Repeat each entry word for word. Leave any images out of the copy.

:::::

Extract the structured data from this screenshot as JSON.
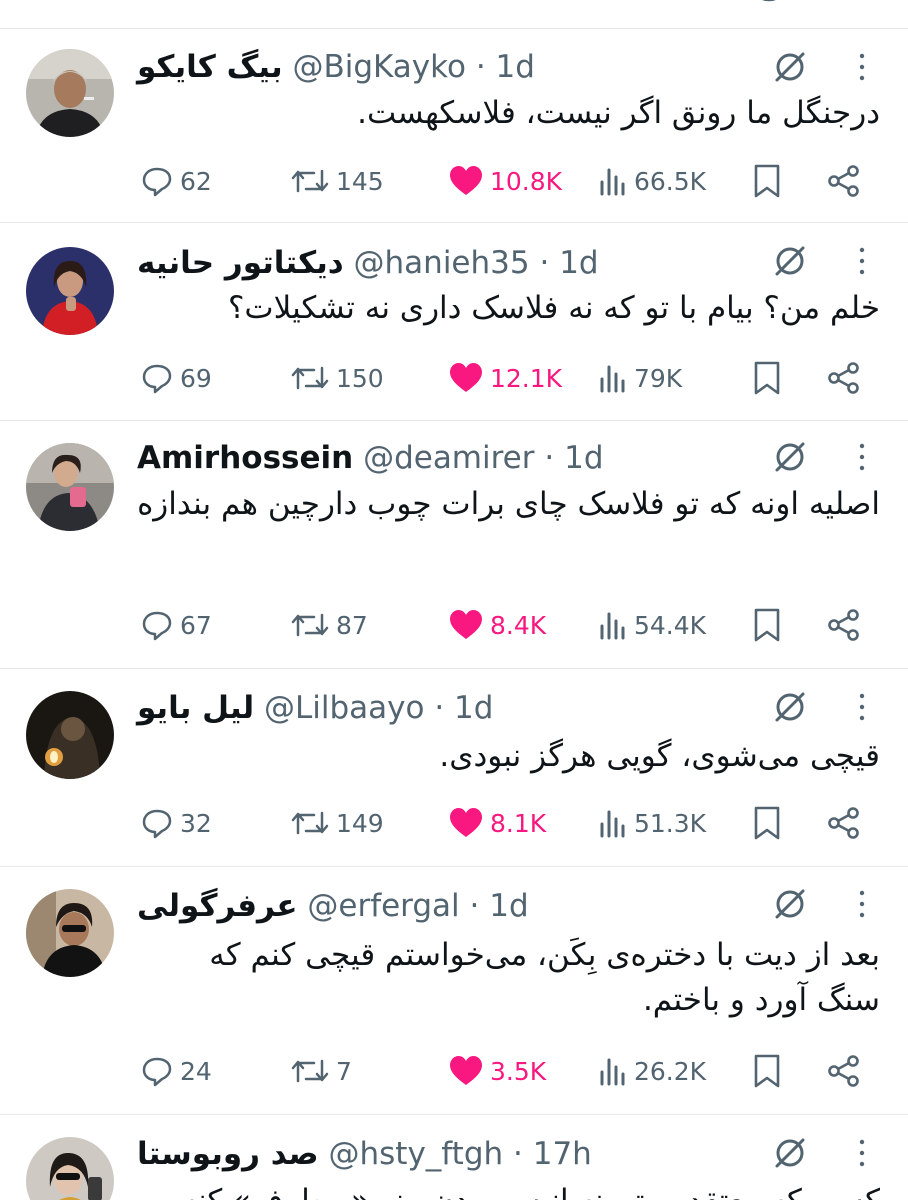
{
  "colors": {
    "text": "#0f1419",
    "muted": "#536471",
    "like": "#f91880",
    "divider": "#e6e9eb"
  },
  "icons": [
    "reply-icon",
    "retweet-icon",
    "heart-icon",
    "views-icon",
    "bookmark-icon",
    "share-icon",
    "grok-icon",
    "more-icon"
  ],
  "tweets": [
    {
      "name": "بیگ کایکو",
      "handle": "@BigKayko",
      "dot": "·",
      "time": "1d",
      "text": "درجنگل ما رونق اگر نیست، فلاسکهست.",
      "replies": "62",
      "retweets": "145",
      "likes": "10.8K",
      "views": "66.5K",
      "liked": true
    },
    {
      "name": "دیکتاتور حانیه",
      "handle": "@hanieh35",
      "dot": "·",
      "time": "1d",
      "text": "خلم من؟ بیام با تو که نه فلاسک داری نه تشکیلات؟",
      "replies": "69",
      "retweets": "150",
      "likes": "12.1K",
      "views": "79K",
      "liked": true
    },
    {
      "name": "Amirhossein",
      "handle": "@deamirer",
      "dot": "·",
      "time": "1d",
      "text": "اصلیه اونه که تو فلاسک چای برات چوب دارچین هم بندازه",
      "replies": "67",
      "retweets": "87",
      "likes": "8.4K",
      "views": "54.4K",
      "liked": true
    },
    {
      "name": "لیل بایو",
      "handle": "@Lilbaayo",
      "dot": "·",
      "time": "1d",
      "text": "قیچی می‌شوی، گویی هرگز نبودی.",
      "replies": "32",
      "retweets": "149",
      "likes": "8.1K",
      "views": "51.3K",
      "liked": true
    },
    {
      "name": "عرفرگولی",
      "handle": "@erfergal",
      "dot": "·",
      "time": "1d",
      "text": "بعد از دیت با دختره‌ی بِکَن، می‌خواستم قیچی کنم که سنگ آورد و باختم.",
      "replies": "24",
      "retweets": "7",
      "likes": "3.5K",
      "views": "26.2K",
      "liked": true
    },
    {
      "name": "صد روبوستا",
      "handle": "@hsty_ftgh",
      "dot": "·",
      "time": "17h",
      "text": "کسی که معتقده مترونه انیس بودن منو «برطرف» کنه",
      "replies": "",
      "retweets": "",
      "likes": "",
      "views": "",
      "liked": false
    }
  ]
}
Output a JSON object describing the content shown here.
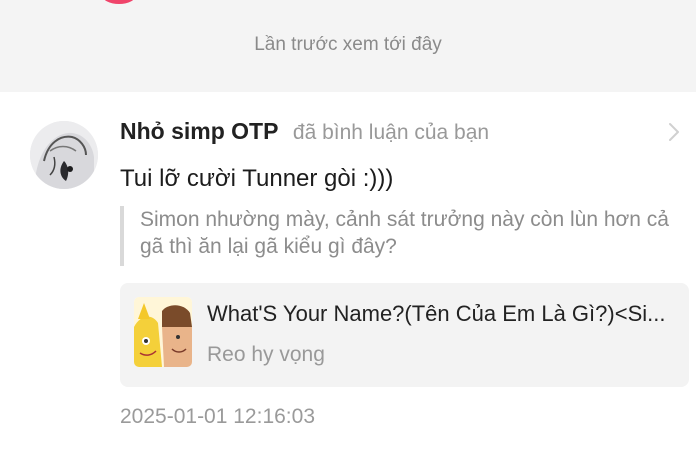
{
  "divider": {
    "label": "Lần trước xem tới đây"
  },
  "notification": {
    "username": "Nhỏ simp OTP",
    "action": "đã bình luận của bạn",
    "comment": "Tui lỡ cười Tunner gòi :)))",
    "quoted": "Simon nhường mày, cảnh sát trưởng này còn lùn hơn cả gã thì ăn lại gã kiểu gì đây?",
    "story": {
      "title": "What'S Your Name?(Tên Của Em Là Gì?)<Si...",
      "author": "Reo hy vọng"
    },
    "timestamp": "2025-01-01 12:16:03"
  },
  "colors": {
    "accent_badge": "#f0446a",
    "divider_bg": "#f4f4f4",
    "card_bg": "#f3f3f3"
  },
  "icons": {
    "chevron": "chevron-right-icon"
  }
}
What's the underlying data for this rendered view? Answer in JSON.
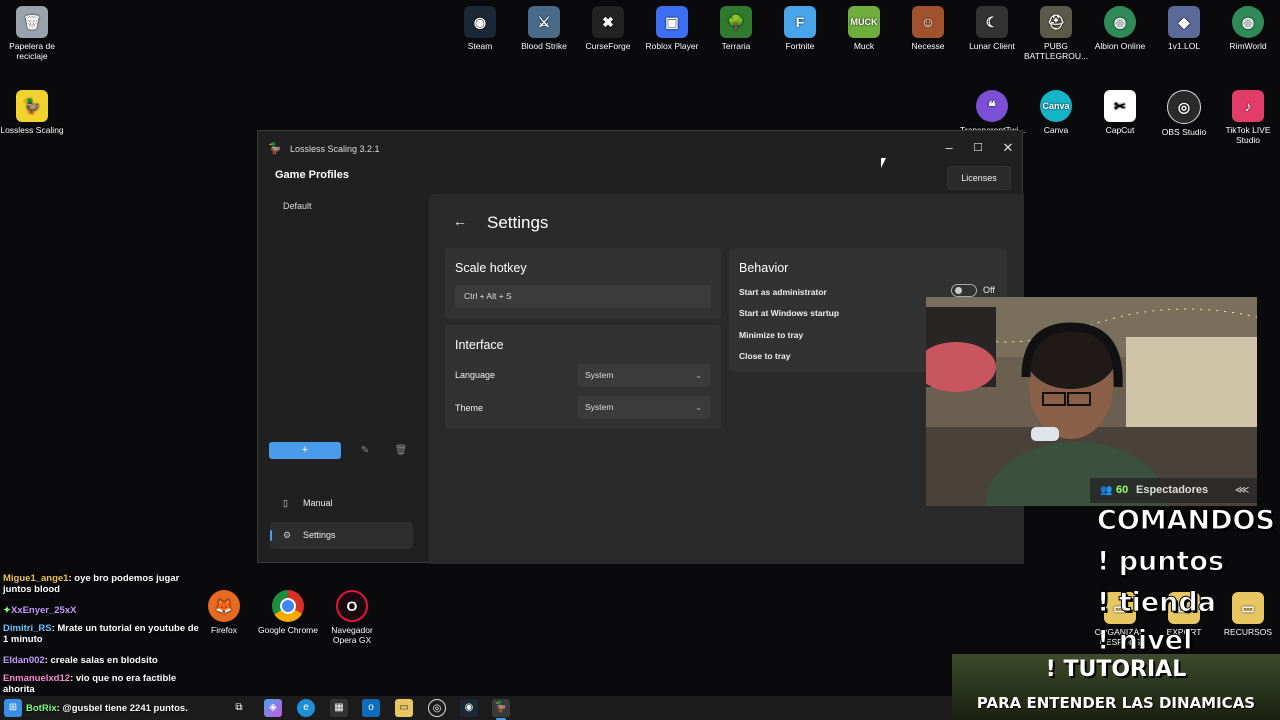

:::::

### Answer below
Extract the structured data from this screenshot as JSON.
{
  "colors": {
    "text": "#0f1419",
    "muted": "#536471",
    "like": "#f91880",
    "divider": "#e6e9eb"
  },
  "icons": [
    "reply-icon",
    "retweet-icon",
    "heart-icon",
    "views-icon",
    "bookmark-icon",
    "share-icon",
    "grok-icon",
    "more-icon"
  ],
  "tweets": [
    {
      "name": "بیگ کایکو",
      "handle": "@BigKayko",
      "dot": "·",
      "time": "1d",
      "text": "درجنگل ما رونق اگر نیست، فلاسکهست.",
      "replies": "62",
      "retweets": "145",
      "likes": "10.8K",
      "views": "66.5K",
      "liked": true
    },
    {
      "name": "دیکتاتور حانیه",
      "handle": "@hanieh35",
      "dot": "·",
      "time": "1d",
      "text": "خلم من؟ بیام با تو که نه فلاسک داری نه تشکیلات؟",
      "replies": "69",
      "retweets": "150",
      "likes": "12.1K",
      "views": "79K",
      "liked": true
    },
    {
      "name": "Amirhossein",
      "handle": "@deamirer",
      "dot": "·",
      "time": "1d",
      "text": "اصلیه اونه که تو فلاسک چای برات چوب دارچین هم بندازه",
      "replies": "67",
      "retweets": "87",
      "likes": "8.4K",
      "views": "54.4K",
      "liked": true
    },
    {
      "name": "لیل بایو",
      "handle": "@Lilbaayo",
      "dot": "·",
      "time": "1d",
      "text": "قیچی می‌شوی، گویی هرگز نبودی.",
      "replies": "32",
      "retweets": "149",
      "likes": "8.1K",
      "views": "51.3K",
      "liked": true
    },
    {
      "name": "عرفرگولی",
      "handle": "@erfergal",
      "dot": "·",
      "time": "1d",
      "text": "بعد از دیت با دختره‌ی بِکَن، می‌خواستم قیچی کنم که سنگ آورد و باختم.",
      "replies": "24",
      "retweets": "7",
      "likes": "3.5K",
      "views": "26.2K",
      "liked": true
    },
    {
      "name": "صد روبوستا",
      "handle": "@hsty_ftgh",
      "dot": "·",
      "time": "17h",
      "text": "کسی که معتقده مترونه انیس بودن منو «برطرف» کنه",
      "replies": "",
      "retweets": "",
      "likes": "",
      "views": "",
      "liked": false
    }
  ]
}
Output a JSON object describing the content shown here.
{
  "divider": {
    "label": "Lần trước xem tới đây"
  },
  "notification": {
    "username": "Nhỏ simp OTP",
    "action": "đã bình luận của bạn",
    "comment": "Tui lỡ cười Tunner gòi :)))",
    "quoted": "Simon nhường mày, cảnh sát trưởng này còn lùn hơn cả gã thì ăn lại gã kiểu gì đây?",
    "story": {
      "title": "What'S Your Name?(Tên Của Em Là Gì?)<Si...",
      "author": "Reo hy vọng"
    },
    "timestamp": "2025-01-01 12:16:03"
  },
  "colors": {
    "accent_badge": "#f0446a",
    "divider_bg": "#f4f4f4",
    "card_bg": "#f3f3f3"
  },
  "icons": {
    "chevron": "chevron-right-icon"
  }
}
What's the underlying data for this rendered view? Answer in JSON.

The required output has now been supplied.